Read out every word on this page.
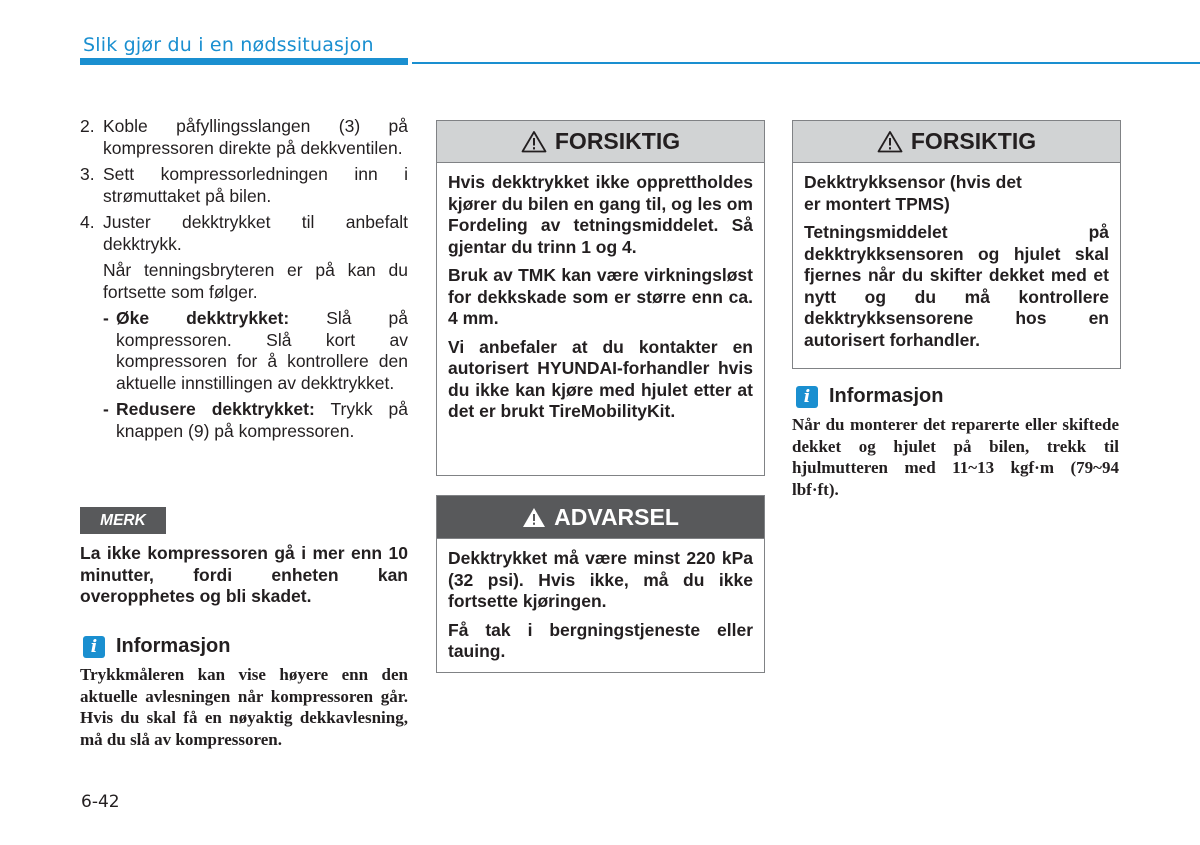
Slik gjør du i en nødssituasjon
2. Koble påfyllingsslangen (3) på kompressoren direkte på dekkventilen.
3. Sett kompressorledningen inn i strømuttaket på bilen.
4. Juster dekktrykket til anbefalt dekktrykk.
Når tenningsbryteren er på kan du fortsette som følger.
- Øke dekktrykket: Slå på kompressoren. Slå kort av kompressoren for å kontrollere den aktuelle innstillingen av dekktrykket.
- Redusere dekktrykket: Trykk på knappen (9) på kompressoren.
MERK
La ikke kompressoren gå i mer enn 10 minutter, fordi enheten kan overopphetes og bli skadet.
i Informasjon
Trykkmåleren kan vise høyere enn den aktuelle avlesningen når kompressoren går. Hvis du skal få en nøyaktig dekkavlesning, må du slå av kompressoren.
FORSIKTIG

Hvis dekktrykket ikke opprettholdes kjører du bilen en gang til, og les om Fordeling av tetningsmiddelet. Så gjentar du trinn 1 og 4.

Bruk av TMK kan være virkningsløst for dekkskade som er større enn ca. 4 mm.

Vi anbefaler at du kontakter en autorisert HYUNDAI-forhandler hvis du ikke kan kjøre med hjulet etter at det er brukt TireMobilityKit.

ADVARSEL

Dekktrykket må være minst 220 kPa (32 psi). Hvis ikke, må du ikke fortsette kjøringen.

Få tak i bergningstjeneste eller tauing.

FORSIKTIG

Dekktrykksensor (hvis det er montert TPMS)

Tetningsmiddelet på dekktrykksensoren og hjulet skal fjernes når du skifter dekket med et nytt og du må kontrollere dekktrykksensorene hos en autorisert forhandler.

i Informasjon
Når du monterer det reparerte eller skiftede dekket og hjulet på bilen, trekk til hjulmutteren med 11~13 kgf·m (79~94 lbf·ft).
6-42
==============================
> **Work to complete**: Reproduce all entries exactly. Pictures do not belong in the copy.

> **Exercise output**:
Read out every word on this page.
Slik gjør du i en nødssituasjon
2. Koble påfyllingsslangen (3) på kompressoren direkte på dekkventilen.
3. Sett kompressorledningen inn i strømuttaket på bilen.
4. Juster dekktrykket til anbefalt dekktrykk.
Når tenningsbryteren er på kan du fortsette som følger.
- Øke dekktrykket: Slå på kompressoren. Slå kort av kompressoren for å kontrollere den aktuelle innstillingen av dekktrykket.
- Redusere dekktrykket: Trykk på knappen (9) på kompressoren.
MERK
La ikke kompressoren gå i mer enn 10 minutter, fordi enheten kan overopphetes og bli skadet.
i Informasjon
Trykkmåleren kan vise høyere enn den aktuelle avlesningen når kompressoren går. Hvis du skal få en nøyaktig dekkavlesning, må du slå av kompressoren.
FORSIKTIG

Hvis dekktrykket ikke opprettholdes kjører du bilen en gang til, og les om Fordeling av tetningsmiddelet. Så gjentar du trinn 1 og 4.

Bruk av TMK kan være virkningsløst for dekkskade som er større enn ca. 4 mm.

Vi anbefaler at du kontakter en autorisert HYUNDAI-forhandler hvis du ikke kan kjøre med hjulet etter at det er brukt TireMobilityKit.

ADVARSEL

Dekktrykket må være minst 220 kPa (32 psi). Hvis ikke, må du ikke fortsette kjøringen.

Få tak i bergningstjeneste eller tauing.

FORSIKTIG

Dekktrykksensor (hvis det er montert TPMS)

Tetningsmiddelet på dekktrykksensoren og hjulet skal fjernes når du skifter dekket med et nytt og du må kontrollere dekktrykksensorene hos en autorisert forhandler.

i Informasjon
Når du monterer det reparerte eller skiftede dekket og hjulet på bilen, trekk til hjulmutteren med 11~13 kgf·m (79~94 lbf·ft).
6-42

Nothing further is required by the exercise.